- [Exercise instructions] Repeat each entry as written, dropping any picture you find.

[Data records]
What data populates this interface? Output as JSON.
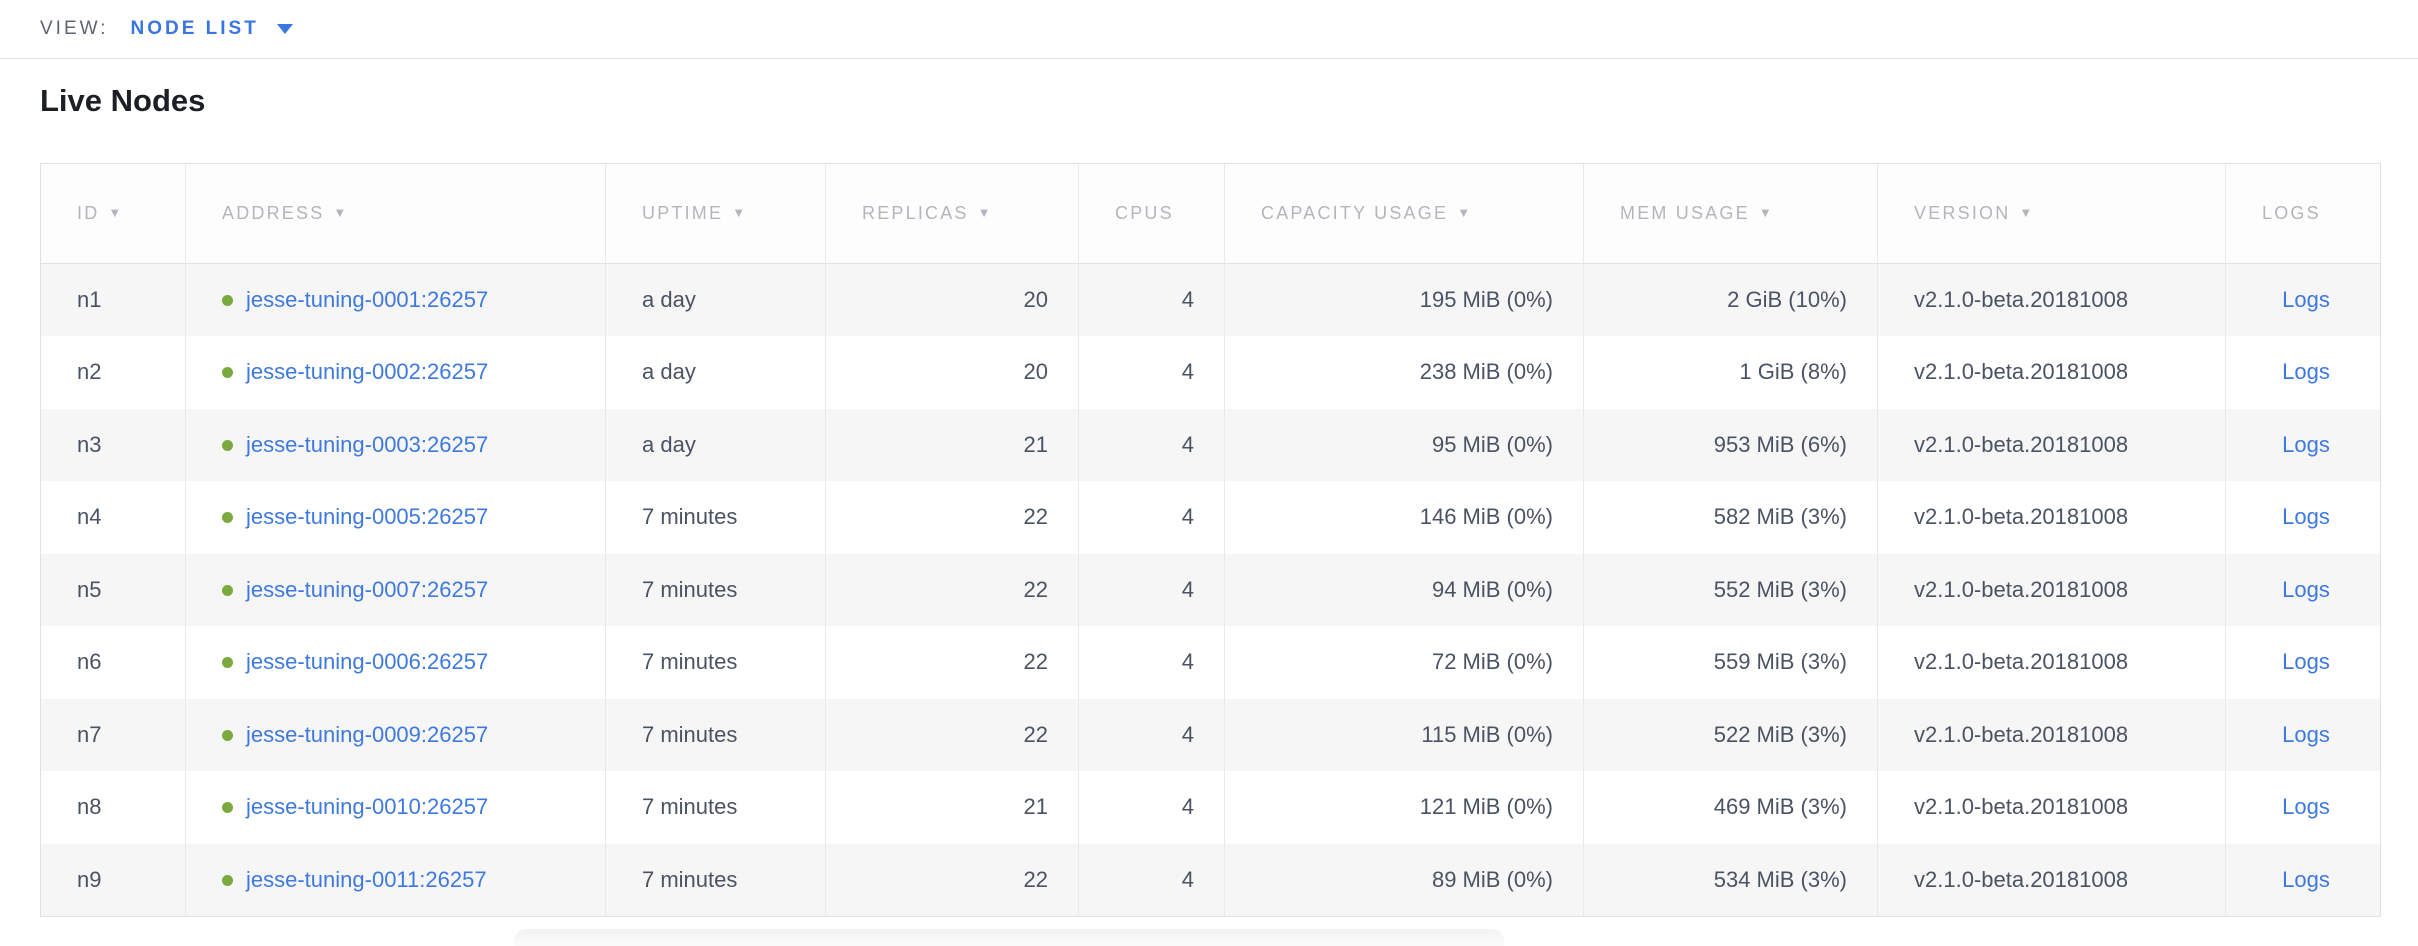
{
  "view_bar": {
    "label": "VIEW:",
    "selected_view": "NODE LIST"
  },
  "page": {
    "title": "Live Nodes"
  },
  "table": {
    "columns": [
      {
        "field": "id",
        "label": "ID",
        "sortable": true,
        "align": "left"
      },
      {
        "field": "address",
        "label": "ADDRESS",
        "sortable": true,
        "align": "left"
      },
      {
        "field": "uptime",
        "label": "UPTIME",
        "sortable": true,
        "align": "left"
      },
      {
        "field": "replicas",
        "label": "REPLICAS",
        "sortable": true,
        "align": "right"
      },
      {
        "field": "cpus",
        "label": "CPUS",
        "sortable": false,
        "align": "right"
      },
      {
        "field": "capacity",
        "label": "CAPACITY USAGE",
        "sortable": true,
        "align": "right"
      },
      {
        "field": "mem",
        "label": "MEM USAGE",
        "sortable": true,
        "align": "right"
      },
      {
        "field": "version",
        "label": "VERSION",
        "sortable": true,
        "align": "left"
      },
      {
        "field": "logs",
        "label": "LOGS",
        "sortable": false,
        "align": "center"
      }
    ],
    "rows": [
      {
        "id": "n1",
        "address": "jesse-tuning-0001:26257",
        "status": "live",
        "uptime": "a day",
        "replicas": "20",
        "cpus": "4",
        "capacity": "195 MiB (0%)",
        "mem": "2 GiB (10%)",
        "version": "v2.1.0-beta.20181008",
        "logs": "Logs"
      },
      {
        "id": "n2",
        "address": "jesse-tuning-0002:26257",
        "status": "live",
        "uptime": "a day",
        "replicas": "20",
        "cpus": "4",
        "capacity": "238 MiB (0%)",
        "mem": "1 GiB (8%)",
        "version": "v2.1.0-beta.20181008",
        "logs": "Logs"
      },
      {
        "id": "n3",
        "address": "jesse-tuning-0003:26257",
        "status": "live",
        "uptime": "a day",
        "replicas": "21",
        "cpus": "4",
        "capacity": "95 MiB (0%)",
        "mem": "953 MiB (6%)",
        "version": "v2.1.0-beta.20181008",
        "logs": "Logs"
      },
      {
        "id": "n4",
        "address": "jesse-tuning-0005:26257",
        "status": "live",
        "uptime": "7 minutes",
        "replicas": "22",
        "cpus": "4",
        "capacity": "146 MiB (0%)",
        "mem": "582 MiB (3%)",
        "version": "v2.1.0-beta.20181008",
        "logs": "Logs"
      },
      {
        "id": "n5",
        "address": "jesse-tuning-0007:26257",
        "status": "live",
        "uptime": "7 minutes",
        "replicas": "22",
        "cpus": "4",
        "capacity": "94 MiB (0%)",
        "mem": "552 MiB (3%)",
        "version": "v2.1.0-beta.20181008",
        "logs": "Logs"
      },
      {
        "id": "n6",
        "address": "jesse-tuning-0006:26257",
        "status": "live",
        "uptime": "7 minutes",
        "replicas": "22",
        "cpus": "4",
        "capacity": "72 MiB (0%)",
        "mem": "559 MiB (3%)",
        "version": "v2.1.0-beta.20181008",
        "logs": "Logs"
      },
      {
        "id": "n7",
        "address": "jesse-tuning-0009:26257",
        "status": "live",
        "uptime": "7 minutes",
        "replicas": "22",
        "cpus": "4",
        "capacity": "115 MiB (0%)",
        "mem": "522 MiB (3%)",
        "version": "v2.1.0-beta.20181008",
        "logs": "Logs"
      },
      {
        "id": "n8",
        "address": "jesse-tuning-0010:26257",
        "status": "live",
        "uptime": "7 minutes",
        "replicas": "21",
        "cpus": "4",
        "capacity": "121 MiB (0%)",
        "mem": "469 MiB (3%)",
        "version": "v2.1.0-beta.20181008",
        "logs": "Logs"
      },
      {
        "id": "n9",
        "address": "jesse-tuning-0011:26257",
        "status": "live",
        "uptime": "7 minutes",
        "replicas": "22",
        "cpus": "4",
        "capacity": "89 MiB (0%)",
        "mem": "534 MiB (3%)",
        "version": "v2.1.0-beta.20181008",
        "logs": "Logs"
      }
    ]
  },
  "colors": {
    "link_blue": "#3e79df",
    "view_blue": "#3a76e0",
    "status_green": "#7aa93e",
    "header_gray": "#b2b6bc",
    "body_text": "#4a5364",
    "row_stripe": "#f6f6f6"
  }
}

- [Written answer]
What data populates this interface? Output as JSON.
{
  "view_bar": {
    "label": "VIEW:",
    "selected_view": "NODE LIST"
  },
  "page": {
    "title": "Live Nodes"
  },
  "table": {
    "columns": [
      {
        "field": "id",
        "label": "ID",
        "sortable": true,
        "align": "left"
      },
      {
        "field": "address",
        "label": "ADDRESS",
        "sortable": true,
        "align": "left"
      },
      {
        "field": "uptime",
        "label": "UPTIME",
        "sortable": true,
        "align": "left"
      },
      {
        "field": "replicas",
        "label": "REPLICAS",
        "sortable": true,
        "align": "right"
      },
      {
        "field": "cpus",
        "label": "CPUS",
        "sortable": false,
        "align": "right"
      },
      {
        "field": "capacity",
        "label": "CAPACITY USAGE",
        "sortable": true,
        "align": "right"
      },
      {
        "field": "mem",
        "label": "MEM USAGE",
        "sortable": true,
        "align": "right"
      },
      {
        "field": "version",
        "label": "VERSION",
        "sortable": true,
        "align": "left"
      },
      {
        "field": "logs",
        "label": "LOGS",
        "sortable": false,
        "align": "center"
      }
    ],
    "rows": [
      {
        "id": "n1",
        "address": "jesse-tuning-0001:26257",
        "status": "live",
        "uptime": "a day",
        "replicas": "20",
        "cpus": "4",
        "capacity": "195 MiB (0%)",
        "mem": "2 GiB (10%)",
        "version": "v2.1.0-beta.20181008",
        "logs": "Logs"
      },
      {
        "id": "n2",
        "address": "jesse-tuning-0002:26257",
        "status": "live",
        "uptime": "a day",
        "replicas": "20",
        "cpus": "4",
        "capacity": "238 MiB (0%)",
        "mem": "1 GiB (8%)",
        "version": "v2.1.0-beta.20181008",
        "logs": "Logs"
      },
      {
        "id": "n3",
        "address": "jesse-tuning-0003:26257",
        "status": "live",
        "uptime": "a day",
        "replicas": "21",
        "cpus": "4",
        "capacity": "95 MiB (0%)",
        "mem": "953 MiB (6%)",
        "version": "v2.1.0-beta.20181008",
        "logs": "Logs"
      },
      {
        "id": "n4",
        "address": "jesse-tuning-0005:26257",
        "status": "live",
        "uptime": "7 minutes",
        "replicas": "22",
        "cpus": "4",
        "capacity": "146 MiB (0%)",
        "mem": "582 MiB (3%)",
        "version": "v2.1.0-beta.20181008",
        "logs": "Logs"
      },
      {
        "id": "n5",
        "address": "jesse-tuning-0007:26257",
        "status": "live",
        "uptime": "7 minutes",
        "replicas": "22",
        "cpus": "4",
        "capacity": "94 MiB (0%)",
        "mem": "552 MiB (3%)",
        "version": "v2.1.0-beta.20181008",
        "logs": "Logs"
      },
      {
        "id": "n6",
        "address": "jesse-tuning-0006:26257",
        "status": "live",
        "uptime": "7 minutes",
        "replicas": "22",
        "cpus": "4",
        "capacity": "72 MiB (0%)",
        "mem": "559 MiB (3%)",
        "version": "v2.1.0-beta.20181008",
        "logs": "Logs"
      },
      {
        "id": "n7",
        "address": "jesse-tuning-0009:26257",
        "status": "live",
        "uptime": "7 minutes",
        "replicas": "22",
        "cpus": "4",
        "capacity": "115 MiB (0%)",
        "mem": "522 MiB (3%)",
        "version": "v2.1.0-beta.20181008",
        "logs": "Logs"
      },
      {
        "id": "n8",
        "address": "jesse-tuning-0010:26257",
        "status": "live",
        "uptime": "7 minutes",
        "replicas": "21",
        "cpus": "4",
        "capacity": "121 MiB (0%)",
        "mem": "469 MiB (3%)",
        "version": "v2.1.0-beta.20181008",
        "logs": "Logs"
      },
      {
        "id": "n9",
        "address": "jesse-tuning-0011:26257",
        "status": "live",
        "uptime": "7 minutes",
        "replicas": "22",
        "cpus": "4",
        "capacity": "89 MiB (0%)",
        "mem": "534 MiB (3%)",
        "version": "v2.1.0-beta.20181008",
        "logs": "Logs"
      }
    ]
  },
  "colors": {
    "link_blue": "#3e79df",
    "view_blue": "#3a76e0",
    "status_green": "#7aa93e",
    "header_gray": "#b2b6bc",
    "body_text": "#4a5364",
    "row_stripe": "#f6f6f6"
  }
}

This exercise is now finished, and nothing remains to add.